WHAT YOU SHOULD DO » Give an exact transcription of every line, dropping the images.

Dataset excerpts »
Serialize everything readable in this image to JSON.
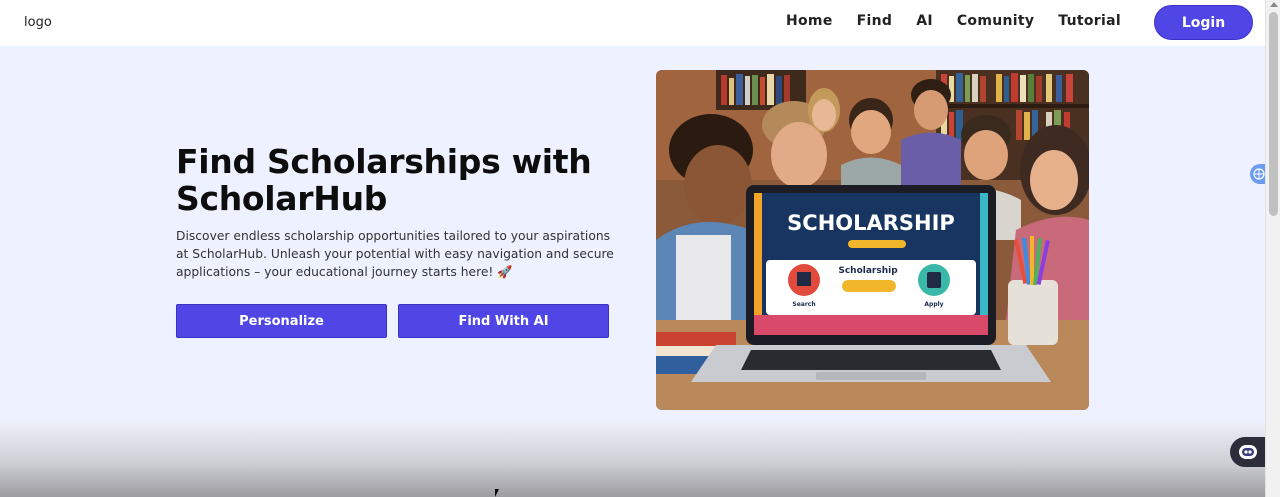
{
  "navbar": {
    "logo": "logo",
    "links": [
      "Home",
      "Find",
      "AI",
      "Comunity",
      "Tutorial"
    ],
    "login_label": "Login"
  },
  "hero": {
    "title": "Find Scholarships with ScholarHub",
    "description": "Discover endless scholarship opportunities tailored to your aspirations at ScholarHub. Unleash your potential with easy navigation and secure applications – your educational journey starts here! 🚀",
    "buttons": {
      "personalize": "Personalize",
      "find_with_ai": "Find With AI"
    },
    "image": {
      "screen_title": "SCHOLARSHIP",
      "screen_center_label": "Scholarship",
      "screen_left_label": "Search",
      "screen_right_label": "Apply"
    }
  },
  "colors": {
    "accent": "#4f46e5",
    "page_bg": "#eef1ff",
    "navbar_bg": "#ffffff"
  }
}
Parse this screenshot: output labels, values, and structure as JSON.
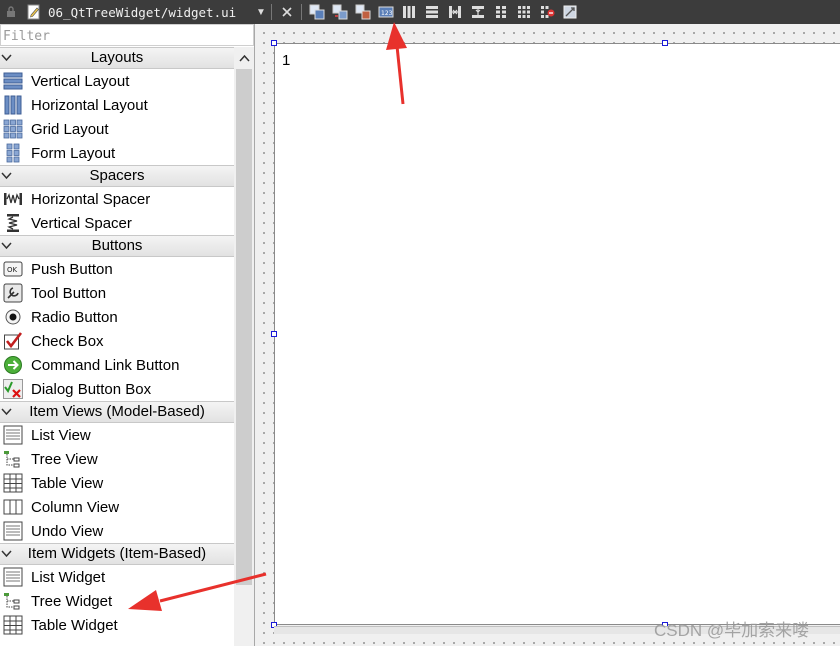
{
  "toolbar": {
    "file_name": "06_QtTreeWidget/widget.ui",
    "buttons": [
      "edit-widgets-icon",
      "edit-signals-slots-icon",
      "edit-buddies-icon",
      "edit-tab-order-icon",
      "layout-horizontal-icon",
      "layout-vertical-icon",
      "layout-horizontal-splitter-icon",
      "layout-vertical-splitter-icon",
      "layout-form-icon",
      "layout-grid-icon",
      "break-layout-icon",
      "adjust-size-icon"
    ]
  },
  "widget_box": {
    "filter_placeholder": "Filter",
    "categories": [
      {
        "title": "Layouts",
        "items": [
          {
            "label": "Vertical Layout",
            "icon": "vertical-layout-icon"
          },
          {
            "label": "Horizontal Layout",
            "icon": "horizontal-layout-icon"
          },
          {
            "label": "Grid Layout",
            "icon": "grid-layout-icon"
          },
          {
            "label": "Form Layout",
            "icon": "form-layout-icon"
          }
        ]
      },
      {
        "title": "Spacers",
        "items": [
          {
            "label": "Horizontal Spacer",
            "icon": "horizontal-spacer-icon"
          },
          {
            "label": "Vertical Spacer",
            "icon": "vertical-spacer-icon"
          }
        ]
      },
      {
        "title": "Buttons",
        "items": [
          {
            "label": "Push Button",
            "icon": "push-button-icon"
          },
          {
            "label": "Tool Button",
            "icon": "tool-button-icon"
          },
          {
            "label": "Radio Button",
            "icon": "radio-button-icon"
          },
          {
            "label": "Check Box",
            "icon": "check-box-icon"
          },
          {
            "label": "Command Link Button",
            "icon": "command-link-icon"
          },
          {
            "label": "Dialog Button Box",
            "icon": "dialog-button-box-icon"
          }
        ]
      },
      {
        "title": "Item Views (Model-Based)",
        "items": [
          {
            "label": "List View",
            "icon": "list-view-icon"
          },
          {
            "label": "Tree View",
            "icon": "tree-view-icon"
          },
          {
            "label": "Table View",
            "icon": "table-view-icon"
          },
          {
            "label": "Column View",
            "icon": "column-view-icon"
          },
          {
            "label": "Undo View",
            "icon": "undo-view-icon"
          }
        ]
      },
      {
        "title": "Item Widgets (Item-Based)",
        "items": [
          {
            "label": "List Widget",
            "icon": "list-widget-icon"
          },
          {
            "label": "Tree Widget",
            "icon": "tree-widget-icon"
          },
          {
            "label": "Table Widget",
            "icon": "table-widget-icon"
          }
        ]
      }
    ]
  },
  "form": {
    "content_text": "1"
  },
  "watermark": "CSDN @毕加索来喽",
  "colors": {
    "toolbar_bg": "#3c3c3c",
    "arrow": "#e8312c",
    "handle": "#1a1ad8"
  }
}
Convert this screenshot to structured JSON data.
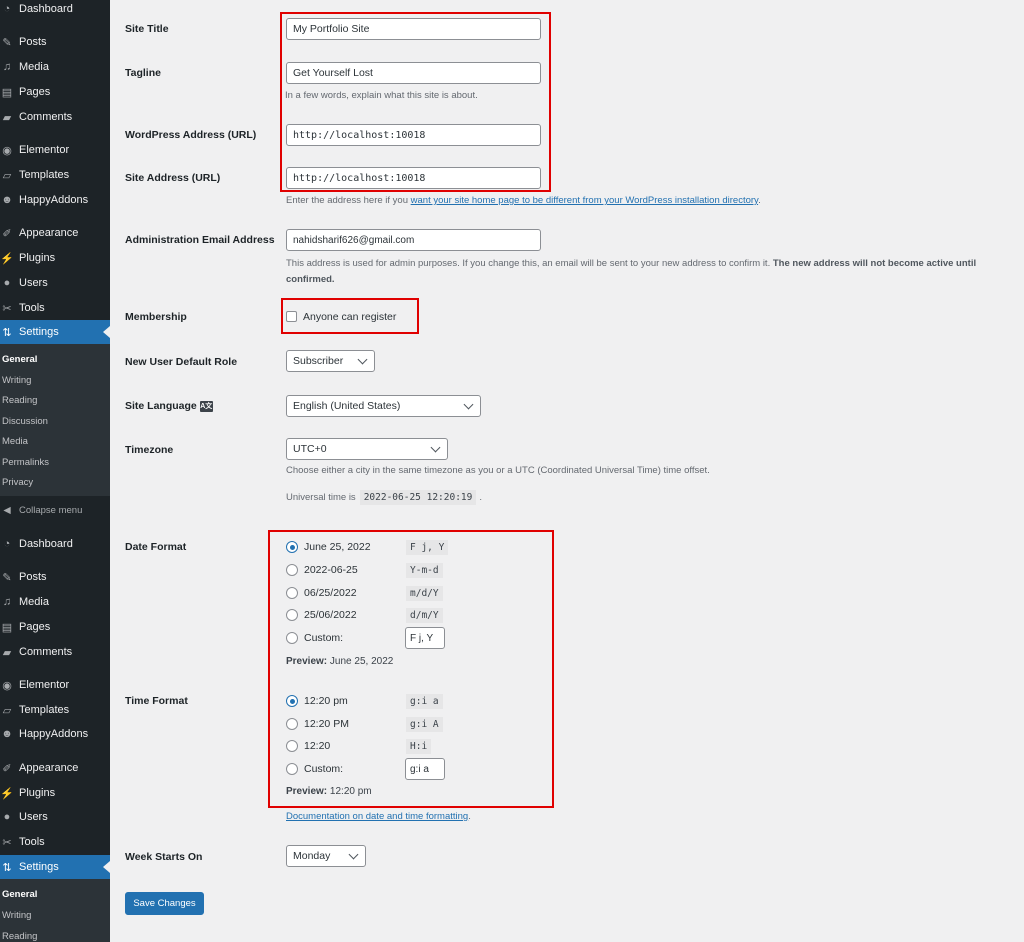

SOLUTION FOR THIS TASK »
Serialize everything readable in this image to JSON.
{
  "navbar": {
    "logo": "logo",
    "links": [
      "Home",
      "Find",
      "AI",
      "Comunity",
      "Tutorial"
    ],
    "login_label": "Login"
  },
  "hero": {
    "title": "Find Scholarships with ScholarHub",
    "description": "Discover endless scholarship opportunities tailored to your aspirations at ScholarHub. Unleash your potential with easy navigation and secure applications – your educational journey starts here! 🚀",
    "buttons": {
      "personalize": "Personalize",
      "find_with_ai": "Find With AI"
    },
    "image": {
      "screen_title": "SCHOLARSHIP",
      "screen_center_label": "Scholarship",
      "screen_left_label": "Search",
      "screen_right_label": "Apply"
    }
  },
  "colors": {
    "accent": "#4f46e5",
    "page_bg": "#eef1ff",
    "navbar_bg": "#ffffff"
  }
}
Parse this screenshot: output labels, values, and structure as JSON.
{
  "toolbar": {
    "file_name": "06_QtTreeWidget/widget.ui",
    "buttons": [
      "edit-widgets-icon",
      "edit-signals-slots-icon",
      "edit-buddies-icon",
      "edit-tab-order-icon",
      "layout-horizontal-icon",
      "layout-vertical-icon",
      "layout-horizontal-splitter-icon",
      "layout-vertical-splitter-icon",
      "layout-form-icon",
      "layout-grid-icon",
      "break-layout-icon",
      "adjust-size-icon"
    ]
  },
  "widget_box": {
    "filter_placeholder": "Filter",
    "categories": [
      {
        "title": "Layouts",
        "items": [
          {
            "label": "Vertical Layout",
            "icon": "vertical-layout-icon"
          },
          {
            "label": "Horizontal Layout",
            "icon": "horizontal-layout-icon"
          },
          {
            "label": "Grid Layout",
            "icon": "grid-layout-icon"
          },
          {
            "label": "Form Layout",
            "icon": "form-layout-icon"
          }
        ]
      },
      {
        "title": "Spacers",
        "items": [
          {
            "label": "Horizontal Spacer",
            "icon": "horizontal-spacer-icon"
          },
          {
            "label": "Vertical Spacer",
            "icon": "vertical-spacer-icon"
          }
        ]
      },
      {
        "title": "Buttons",
        "items": [
          {
            "label": "Push Button",
            "icon": "push-button-icon"
          },
          {
            "label": "Tool Button",
            "icon": "tool-button-icon"
          },
          {
            "label": "Radio Button",
            "icon": "radio-button-icon"
          },
          {
            "label": "Check Box",
            "icon": "check-box-icon"
          },
          {
            "label": "Command Link Button",
            "icon": "command-link-icon"
          },
          {
            "label": "Dialog Button Box",
            "icon": "dialog-button-box-icon"
          }
        ]
      },
      {
        "title": "Item Views (Model-Based)",
        "items": [
          {
            "label": "List View",
            "icon": "list-view-icon"
          },
          {
            "label": "Tree View",
            "icon": "tree-view-icon"
          },
          {
            "label": "Table View",
            "icon": "table-view-icon"
          },
          {
            "label": "Column View",
            "icon": "column-view-icon"
          },
          {
            "label": "Undo View",
            "icon": "undo-view-icon"
          }
        ]
      },
      {
        "title": "Item Widgets (Item-Based)",
        "items": [
          {
            "label": "List Widget",
            "icon": "list-widget-icon"
          },
          {
            "label": "Tree Widget",
            "icon": "tree-widget-icon"
          },
          {
            "label": "Table Widget",
            "icon": "table-widget-icon"
          }
        ]
      }
    ]
  },
  "form": {
    "content_text": "1"
  },
  "watermark": "CSDN @毕加索来喽",
  "colors": {
    "toolbar_bg": "#3c3c3c",
    "arrow": "#e8312c",
    "handle": "#1a1ad8"
  }
}
Convert this screenshot to structured JSON data.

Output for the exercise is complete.